» Goal of the exercise: Find the line that contains "What does this". Then set down that line and all the lines after it, to the end of the records, exactly and with nothing added.

» Records provided:
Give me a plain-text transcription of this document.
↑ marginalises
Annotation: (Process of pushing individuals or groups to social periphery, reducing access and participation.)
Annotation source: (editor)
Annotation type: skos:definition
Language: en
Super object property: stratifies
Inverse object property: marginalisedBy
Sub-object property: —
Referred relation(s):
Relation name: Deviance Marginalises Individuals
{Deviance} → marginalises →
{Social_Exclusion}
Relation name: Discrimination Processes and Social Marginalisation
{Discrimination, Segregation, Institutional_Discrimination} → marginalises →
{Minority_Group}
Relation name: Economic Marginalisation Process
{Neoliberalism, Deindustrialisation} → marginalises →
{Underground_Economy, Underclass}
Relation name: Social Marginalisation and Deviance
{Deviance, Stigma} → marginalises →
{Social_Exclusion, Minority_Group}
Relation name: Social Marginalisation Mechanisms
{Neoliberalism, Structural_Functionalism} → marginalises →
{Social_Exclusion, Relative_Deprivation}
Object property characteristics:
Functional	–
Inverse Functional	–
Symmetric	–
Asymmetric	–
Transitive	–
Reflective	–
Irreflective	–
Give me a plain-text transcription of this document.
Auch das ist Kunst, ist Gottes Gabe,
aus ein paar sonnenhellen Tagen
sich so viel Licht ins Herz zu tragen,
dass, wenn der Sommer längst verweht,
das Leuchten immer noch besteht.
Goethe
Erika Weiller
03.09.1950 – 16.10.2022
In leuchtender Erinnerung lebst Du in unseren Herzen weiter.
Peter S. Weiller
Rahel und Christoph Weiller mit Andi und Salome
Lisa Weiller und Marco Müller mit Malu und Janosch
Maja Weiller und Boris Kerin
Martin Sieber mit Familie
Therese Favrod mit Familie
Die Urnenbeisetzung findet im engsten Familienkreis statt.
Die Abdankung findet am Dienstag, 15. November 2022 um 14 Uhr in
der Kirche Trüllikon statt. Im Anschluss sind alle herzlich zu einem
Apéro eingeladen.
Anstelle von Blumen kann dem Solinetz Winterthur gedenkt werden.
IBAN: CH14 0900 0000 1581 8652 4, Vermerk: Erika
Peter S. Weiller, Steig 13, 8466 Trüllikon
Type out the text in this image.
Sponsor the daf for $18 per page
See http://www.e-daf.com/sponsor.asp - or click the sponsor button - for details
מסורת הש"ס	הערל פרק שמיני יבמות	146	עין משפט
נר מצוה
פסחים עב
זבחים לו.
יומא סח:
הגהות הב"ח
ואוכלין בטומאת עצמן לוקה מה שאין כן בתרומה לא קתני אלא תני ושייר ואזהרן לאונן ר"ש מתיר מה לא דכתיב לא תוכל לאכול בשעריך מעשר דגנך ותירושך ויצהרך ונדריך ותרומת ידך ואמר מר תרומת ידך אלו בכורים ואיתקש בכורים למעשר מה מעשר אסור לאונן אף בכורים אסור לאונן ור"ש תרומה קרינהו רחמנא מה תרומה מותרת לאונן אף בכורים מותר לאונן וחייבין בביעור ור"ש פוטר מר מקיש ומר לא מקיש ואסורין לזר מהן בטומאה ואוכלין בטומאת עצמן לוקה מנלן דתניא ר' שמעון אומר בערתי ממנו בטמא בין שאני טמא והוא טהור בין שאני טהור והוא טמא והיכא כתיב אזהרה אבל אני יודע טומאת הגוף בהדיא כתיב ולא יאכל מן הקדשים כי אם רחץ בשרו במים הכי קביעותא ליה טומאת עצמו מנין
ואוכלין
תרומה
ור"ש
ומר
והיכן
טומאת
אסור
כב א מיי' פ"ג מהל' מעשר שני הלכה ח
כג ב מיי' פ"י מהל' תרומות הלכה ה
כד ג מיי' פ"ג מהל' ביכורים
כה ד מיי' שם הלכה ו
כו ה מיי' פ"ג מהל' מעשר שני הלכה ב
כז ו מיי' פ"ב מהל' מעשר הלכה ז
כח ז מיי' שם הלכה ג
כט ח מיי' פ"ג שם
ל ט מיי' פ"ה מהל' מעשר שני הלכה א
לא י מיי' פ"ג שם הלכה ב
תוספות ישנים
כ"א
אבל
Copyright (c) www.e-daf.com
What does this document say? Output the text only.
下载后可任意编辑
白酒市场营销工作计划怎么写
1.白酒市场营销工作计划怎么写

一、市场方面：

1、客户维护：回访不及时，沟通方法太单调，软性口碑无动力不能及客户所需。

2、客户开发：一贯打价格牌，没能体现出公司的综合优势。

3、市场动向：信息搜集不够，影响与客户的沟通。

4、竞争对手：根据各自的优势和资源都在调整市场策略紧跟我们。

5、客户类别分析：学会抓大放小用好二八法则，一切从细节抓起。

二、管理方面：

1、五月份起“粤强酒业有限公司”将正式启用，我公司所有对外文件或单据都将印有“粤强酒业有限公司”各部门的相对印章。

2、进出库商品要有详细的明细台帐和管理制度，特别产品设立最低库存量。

» Answer for this exercise:
What does this document say? Output the text only.
下载后可任意编辑
白酒市场营销工作计划怎么写
1.白酒市场营销工作计划怎么写

一、市场方面：

1、客户维护：回访不及时，沟通方法太单调，软性口碑无动力不能及客户所需。

2、客户开发：一贯打价格牌，没能体现出公司的综合优势。

3、市场动向：信息搜集不够，影响与客户的沟通。

4、竞争对手：根据各自的优势和资源都在调整市场策略紧跟我们。

5、客户类别分析：学会抓大放小用好二八法则，一切从细节抓起。

二、管理方面：

1、五月份起“粤强酒业有限公司”将正式启用，我公司所有对外文件或单据都将印有“粤强酒业有限公司”各部门的相对印章。

2、进出库商品要有详细的明细台帐和管理制度，特别产品设立最低库存量。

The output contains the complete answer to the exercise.